## EXTRACTED TEXT:
'''
Inhaled nitric oxide in neurogenic cardiopulmonary dysfunction: Implications for organ donation

Abstract 

Many cadaveric organs for transplantation come from patients dying of sudden intracranial catastrophes. Cardiopulmonary dysfunction after such neurogenic insults is a well-recognized entity. The pulmonary dysfunction usually presents as florid pulmonary edema within minutes to hours after the initial intracranial insult and may occur in isolation or co-exist with overt or subclinical myocardial dysfunction. This may result in severe hypoxia, which threatens survival and outcomes in salvageable cases and organ preservation in patients who would be potential organ donors. Thus, rapid initiation of strategies aimed at ameliorating hypoxia after an acute neurogenic insult is paramount. Strategies aimed at improving acute hypoxia include maximizing ventilator support, diuretics, and volume resuscitation. Cardiac dysfunction may require use of ionotropes. We report the case of a 16-year-old female who developed catastrophic acute posterior fossa intracranial bleeding with resulting intractable hypoxia due to neurogenic cardiopulmonary dysfunction that responded dramatically to inhaled nitric oxide (INO). The patient went on to successfully donate organs following a non-heart-beating donor protocol. This therapy, to our knowledge, has never been described previously for use in patients with hypoxia secondary to neurogenic cardiopulmonary dysfunction.

Conclusions

We document for the first time a dramatic response of hypoxia to INO in neurogenic cardiopulmonary dysfunction. This therapy ameliorates hypoxia, which may have vital implications in minimizing secondary brain injury in salvageable cases and optimizing organ preservation in potential organ donors with catastrophic intracranial insults.
'''
Page segmentation data
'''
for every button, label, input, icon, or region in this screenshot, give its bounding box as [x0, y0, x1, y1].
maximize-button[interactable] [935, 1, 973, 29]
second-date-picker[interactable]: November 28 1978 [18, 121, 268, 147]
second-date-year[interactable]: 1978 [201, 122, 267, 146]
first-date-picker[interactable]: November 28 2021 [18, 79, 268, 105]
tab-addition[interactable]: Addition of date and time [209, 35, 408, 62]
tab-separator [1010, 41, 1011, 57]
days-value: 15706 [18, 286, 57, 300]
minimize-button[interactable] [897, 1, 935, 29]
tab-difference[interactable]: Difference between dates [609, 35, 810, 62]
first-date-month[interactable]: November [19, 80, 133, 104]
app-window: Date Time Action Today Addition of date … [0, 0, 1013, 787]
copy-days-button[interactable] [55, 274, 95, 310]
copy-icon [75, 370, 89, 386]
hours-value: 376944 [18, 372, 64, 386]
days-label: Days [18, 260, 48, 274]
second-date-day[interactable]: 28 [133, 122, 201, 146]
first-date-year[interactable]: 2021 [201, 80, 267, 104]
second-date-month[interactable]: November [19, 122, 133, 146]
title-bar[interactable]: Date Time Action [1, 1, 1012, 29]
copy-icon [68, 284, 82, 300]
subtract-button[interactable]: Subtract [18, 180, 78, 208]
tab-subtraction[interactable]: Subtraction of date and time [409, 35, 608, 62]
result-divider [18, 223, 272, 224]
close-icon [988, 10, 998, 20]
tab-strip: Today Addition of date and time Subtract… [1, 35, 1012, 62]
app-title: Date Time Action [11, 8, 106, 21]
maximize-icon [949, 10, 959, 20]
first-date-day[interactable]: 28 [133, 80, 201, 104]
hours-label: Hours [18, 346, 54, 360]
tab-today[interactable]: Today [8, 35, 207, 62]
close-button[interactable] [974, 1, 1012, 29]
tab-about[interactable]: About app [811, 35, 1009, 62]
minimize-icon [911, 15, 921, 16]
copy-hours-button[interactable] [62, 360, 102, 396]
'''
## DIRECTIONS FOR THIS TASK:
Reproduce the nitric oxide case report word for word from "Conclusions" up to and including "catastrophic intracranial insults.".

## ANSWER TO THIS TASK:
Conclusions

We document for the first time a dramatic response of hypoxia to INO in neurogenic cardiopulmonary dysfunction. This therapy ameliorates hypoxia, which may have vital implications in minimizing secondary brain injury in salvageable cases and optimizing organ preservation in potential organ donors with catastrophic intracranial insults.